### SUPPLIED INFORMATION
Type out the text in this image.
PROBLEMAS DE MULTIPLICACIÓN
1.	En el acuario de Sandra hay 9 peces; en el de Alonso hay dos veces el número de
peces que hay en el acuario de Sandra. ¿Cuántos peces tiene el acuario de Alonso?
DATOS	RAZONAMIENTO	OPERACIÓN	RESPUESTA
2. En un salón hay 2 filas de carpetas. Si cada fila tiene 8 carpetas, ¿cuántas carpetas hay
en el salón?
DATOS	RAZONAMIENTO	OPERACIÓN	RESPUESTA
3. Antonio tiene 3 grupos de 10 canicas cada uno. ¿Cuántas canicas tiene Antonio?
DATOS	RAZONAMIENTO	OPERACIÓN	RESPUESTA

### WHAT YOU HAVE TO DO
Go through the data and return every record exactly.

### TASK OUTPUT
Type out the text in this image.
PROBLEMAS DE MULTIPLICACIÓN
1.	En el acuario de Sandra hay 9 peces; en el de Alonso hay dos veces el número de
peces que hay en el acuario de Sandra. ¿Cuántos peces tiene el acuario de Alonso?
DATOS	RAZONAMIENTO	OPERACIÓN	RESPUESTA
2. En un salón hay 2 filas de carpetas. Si cada fila tiene 8 carpetas, ¿cuántas carpetas hay
en el salón?
DATOS	RAZONAMIENTO	OPERACIÓN	RESPUESTA
3. Antonio tiene 3 grupos de 10 canicas cada uno. ¿Cuántas canicas tiene Antonio?
DATOS	RAZONAMIENTO	OPERACIÓN	RESPUESTA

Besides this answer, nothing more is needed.